> REQUEST
Restate each of the lines below word for word and drop every picture.

> INPUT DATA
** START **
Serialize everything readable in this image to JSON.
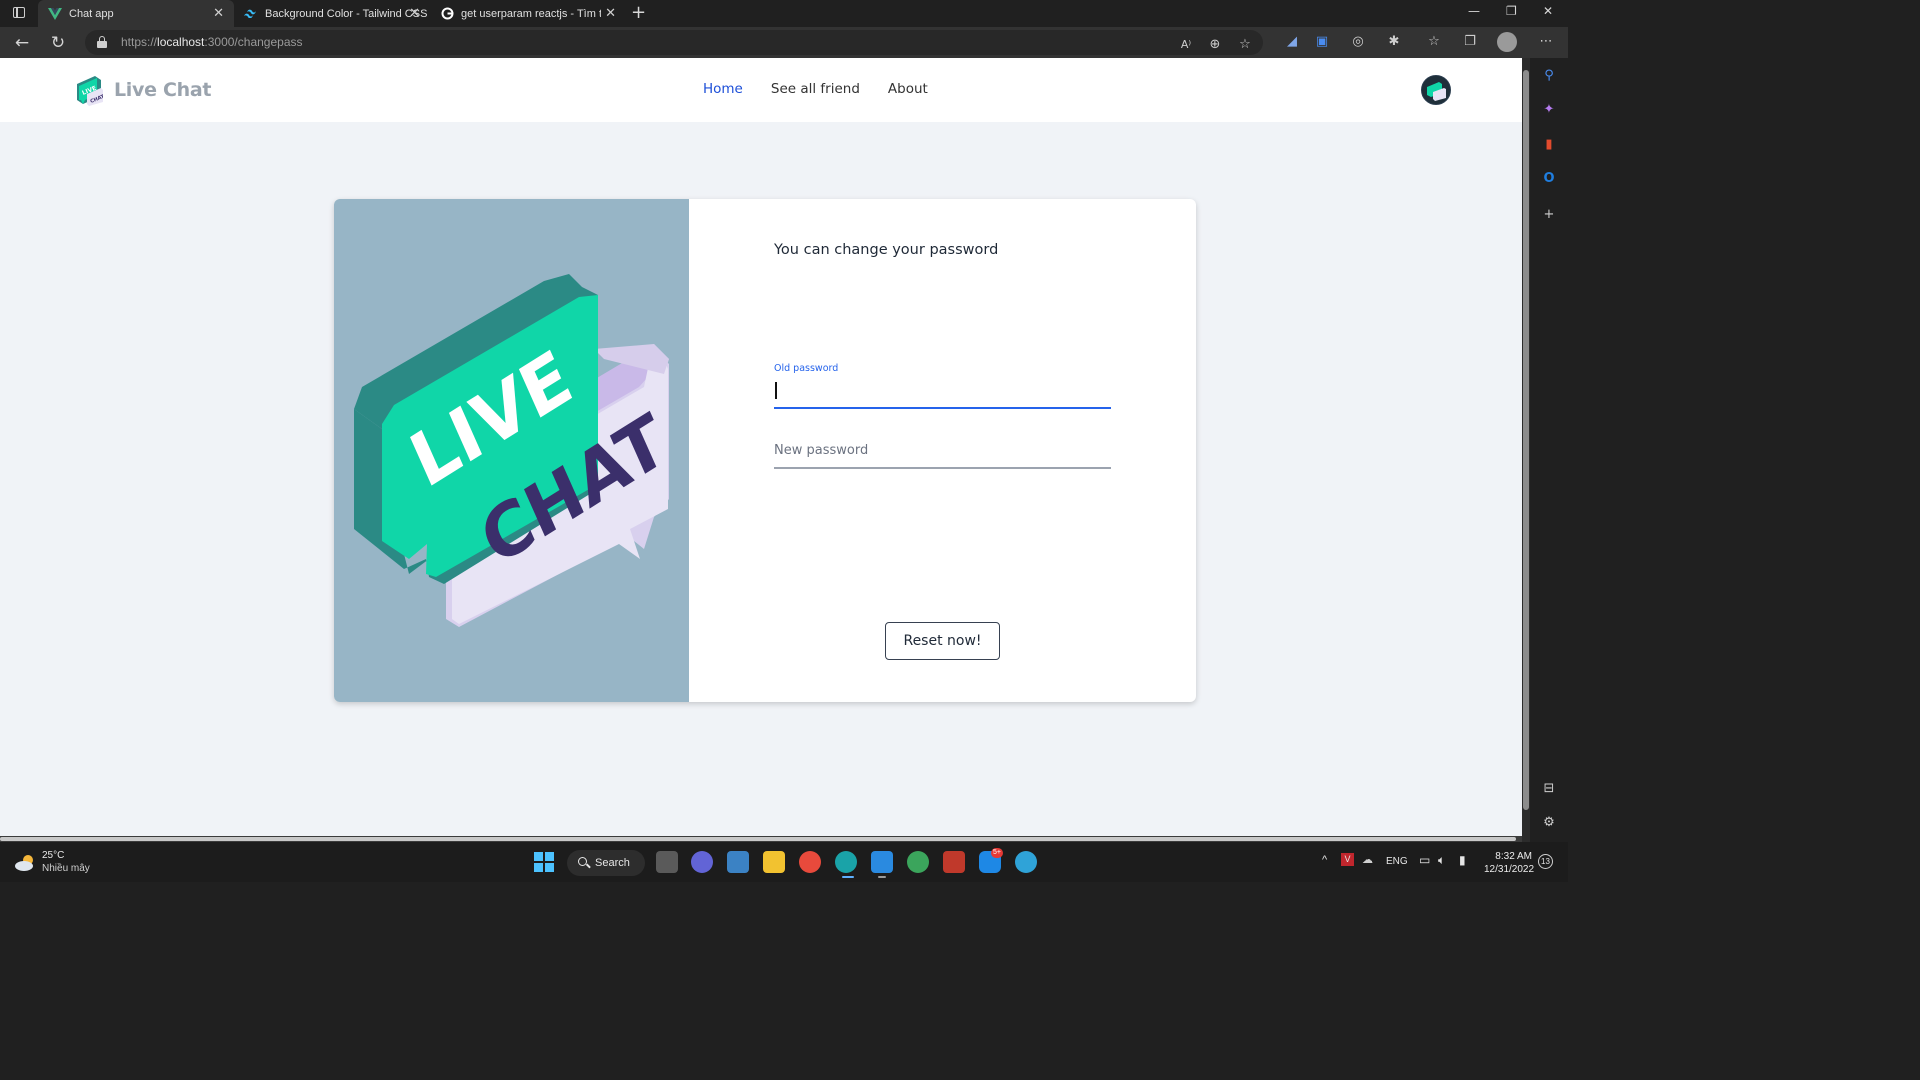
{
  "browser": {
    "tabs": [
      {
        "title": "Chat app",
        "favicon": "vue-icon",
        "active": true
      },
      {
        "title": "Background Color - Tailwind CSS",
        "favicon": "tailwind-icon",
        "active": false
      },
      {
        "title": "get userparam reactjs - Tìm trên",
        "favicon": "google-icon",
        "active": false
      }
    ],
    "url_scheme": "https://",
    "url_host": "localhost",
    "url_path": ":3000/changepass"
  },
  "app": {
    "brand_name": "Live Chat",
    "nav": [
      {
        "label": "Home",
        "active": true
      },
      {
        "label": "See all friend",
        "active": false
      },
      {
        "label": "About",
        "active": false
      }
    ],
    "illustration_text": {
      "line1": "LIVE",
      "line2": "CHAT"
    }
  },
  "form": {
    "title": "You can change your password",
    "old_password": {
      "label": "Old password",
      "value": ""
    },
    "new_password": {
      "placeholder": "New password",
      "value": ""
    },
    "submit_label": "Reset now!"
  },
  "taskbar": {
    "weather_temp": "25°C",
    "weather_cond": "Nhiều mây",
    "search_label": "Search",
    "lang": "ENG",
    "time": "8:32 AM",
    "date": "12/31/2022",
    "notification_count": "13",
    "zalo_badge": "5+"
  },
  "colors": {
    "accent": "#1d4fd8",
    "art_background": "#97b5c6",
    "bubble_green": "#10d6a8",
    "bubble_lavender": "#e8e4f5",
    "page_background": "#f0f3f7"
  }
}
** END **
> TASK RESULT
Serialize everything readable in this image to JSON.
{
  "browser": {
    "tabs": [
      {
        "title": "Chat app",
        "favicon": "vue-icon",
        "active": true
      },
      {
        "title": "Background Color - Tailwind CSS",
        "favicon": "tailwind-icon",
        "active": false
      },
      {
        "title": "get userparam reactjs - Tìm trên",
        "favicon": "google-icon",
        "active": false
      }
    ],
    "url_scheme": "https://",
    "url_host": "localhost",
    "url_path": ":3000/changepass"
  },
  "app": {
    "brand_name": "Live Chat",
    "nav": [
      {
        "label": "Home",
        "active": true
      },
      {
        "label": "See all friend",
        "active": false
      },
      {
        "label": "About",
        "active": false
      }
    ],
    "illustration_text": {
      "line1": "LIVE",
      "line2": "CHAT"
    }
  },
  "form": {
    "title": "You can change your password",
    "old_password": {
      "label": "Old password",
      "value": ""
    },
    "new_password": {
      "placeholder": "New password",
      "value": ""
    },
    "submit_label": "Reset now!"
  },
  "taskbar": {
    "weather_temp": "25°C",
    "weather_cond": "Nhiều mây",
    "search_label": "Search",
    "lang": "ENG",
    "time": "8:32 AM",
    "date": "12/31/2022",
    "notification_count": "13",
    "zalo_badge": "5+"
  },
  "colors": {
    "accent": "#1d4fd8",
    "art_background": "#97b5c6",
    "bubble_green": "#10d6a8",
    "bubble_lavender": "#e8e4f5",
    "page_background": "#f0f3f7"
  }
}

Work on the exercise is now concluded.